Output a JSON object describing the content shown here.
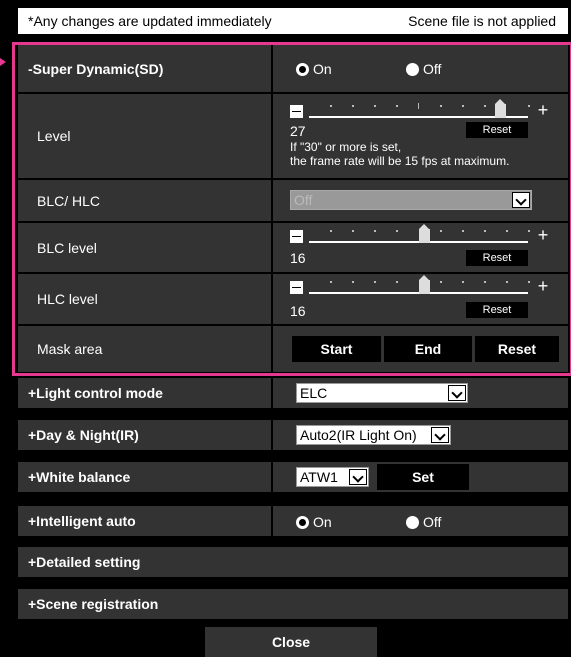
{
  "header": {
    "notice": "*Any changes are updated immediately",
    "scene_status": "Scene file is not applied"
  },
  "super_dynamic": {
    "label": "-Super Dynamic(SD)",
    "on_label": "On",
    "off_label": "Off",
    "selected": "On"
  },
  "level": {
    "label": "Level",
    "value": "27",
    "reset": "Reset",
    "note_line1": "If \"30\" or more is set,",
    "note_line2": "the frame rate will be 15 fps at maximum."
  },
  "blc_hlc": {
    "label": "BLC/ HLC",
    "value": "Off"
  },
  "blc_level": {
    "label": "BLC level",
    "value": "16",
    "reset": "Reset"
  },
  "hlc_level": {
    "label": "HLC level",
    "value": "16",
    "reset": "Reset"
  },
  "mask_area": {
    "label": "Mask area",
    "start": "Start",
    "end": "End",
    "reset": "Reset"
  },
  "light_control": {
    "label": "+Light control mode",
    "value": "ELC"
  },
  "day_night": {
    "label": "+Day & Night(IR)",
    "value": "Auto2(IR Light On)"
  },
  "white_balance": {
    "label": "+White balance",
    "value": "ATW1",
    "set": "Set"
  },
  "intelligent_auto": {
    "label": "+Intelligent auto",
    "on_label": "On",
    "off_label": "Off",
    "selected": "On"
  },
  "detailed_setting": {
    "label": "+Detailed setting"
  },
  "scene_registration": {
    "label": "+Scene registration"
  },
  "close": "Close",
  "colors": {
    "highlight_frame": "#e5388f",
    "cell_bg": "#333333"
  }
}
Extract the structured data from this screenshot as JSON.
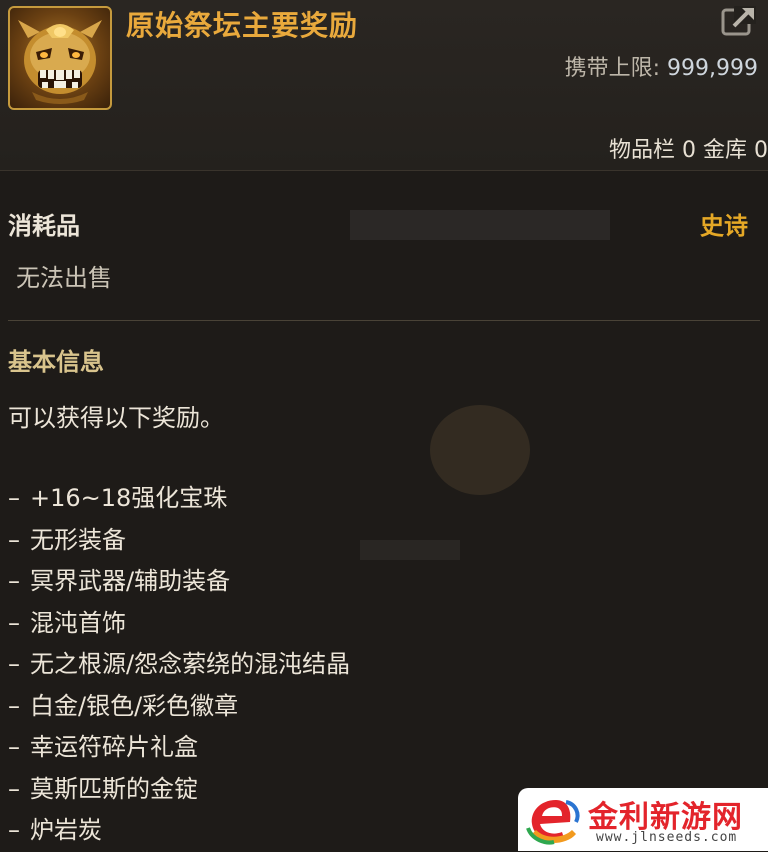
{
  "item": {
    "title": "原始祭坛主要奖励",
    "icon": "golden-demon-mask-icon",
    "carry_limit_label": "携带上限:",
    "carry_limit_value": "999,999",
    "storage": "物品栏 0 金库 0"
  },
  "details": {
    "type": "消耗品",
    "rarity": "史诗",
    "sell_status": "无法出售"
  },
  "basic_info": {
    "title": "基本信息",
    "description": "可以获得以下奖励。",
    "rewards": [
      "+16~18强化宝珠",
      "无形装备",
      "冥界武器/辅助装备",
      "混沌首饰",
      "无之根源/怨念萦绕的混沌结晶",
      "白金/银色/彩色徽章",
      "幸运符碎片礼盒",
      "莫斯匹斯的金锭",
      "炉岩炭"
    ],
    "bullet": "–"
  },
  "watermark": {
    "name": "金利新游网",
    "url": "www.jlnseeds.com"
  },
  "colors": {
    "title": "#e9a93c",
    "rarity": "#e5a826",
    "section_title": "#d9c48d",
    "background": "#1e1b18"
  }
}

**WHAT THE EXERCISE ASKS**
Every record must be copied exactly, with the pictures left out.

**FULL OUTPUT**
Output a JSON object describing the content shown here.
{
  "header": {
    "notice": "*Any changes are updated immediately",
    "scene_status": "Scene file is not applied"
  },
  "super_dynamic": {
    "label": "-Super Dynamic(SD)",
    "on_label": "On",
    "off_label": "Off",
    "selected": "On"
  },
  "level": {
    "label": "Level",
    "value": "27",
    "reset": "Reset",
    "note_line1": "If \"30\" or more is set,",
    "note_line2": "the frame rate will be 15 fps at maximum."
  },
  "blc_hlc": {
    "label": "BLC/ HLC",
    "value": "Off"
  },
  "blc_level": {
    "label": "BLC level",
    "value": "16",
    "reset": "Reset"
  },
  "hlc_level": {
    "label": "HLC level",
    "value": "16",
    "reset": "Reset"
  },
  "mask_area": {
    "label": "Mask area",
    "start": "Start",
    "end": "End",
    "reset": "Reset"
  },
  "light_control": {
    "label": "+Light control mode",
    "value": "ELC"
  },
  "day_night": {
    "label": "+Day & Night(IR)",
    "value": "Auto2(IR Light On)"
  },
  "white_balance": {
    "label": "+White balance",
    "value": "ATW1",
    "set": "Set"
  },
  "intelligent_auto": {
    "label": "+Intelligent auto",
    "on_label": "On",
    "off_label": "Off",
    "selected": "On"
  },
  "detailed_setting": {
    "label": "+Detailed setting"
  },
  "scene_registration": {
    "label": "+Scene registration"
  },
  "close": "Close",
  "colors": {
    "highlight_frame": "#e5388f",
    "cell_bg": "#333333"
  }
}
Extract the structured data from this screenshot as JSON.
{
  "item": {
    "title": "原始祭坛主要奖励",
    "icon": "golden-demon-mask-icon",
    "carry_limit_label": "携带上限:",
    "carry_limit_value": "999,999",
    "storage": "物品栏 0 金库 0"
  },
  "details": {
    "type": "消耗品",
    "rarity": "史诗",
    "sell_status": "无法出售"
  },
  "basic_info": {
    "title": "基本信息",
    "description": "可以获得以下奖励。",
    "rewards": [
      "+16~18强化宝珠",
      "无形装备",
      "冥界武器/辅助装备",
      "混沌首饰",
      "无之根源/怨念萦绕的混沌结晶",
      "白金/银色/彩色徽章",
      "幸运符碎片礼盒",
      "莫斯匹斯的金锭",
      "炉岩炭"
    ],
    "bullet": "–"
  },
  "watermark": {
    "name": "金利新游网",
    "url": "www.jlnseeds.com"
  },
  "colors": {
    "title": "#e9a93c",
    "rarity": "#e5a826",
    "section_title": "#d9c48d",
    "background": "#1e1b18"
  }
}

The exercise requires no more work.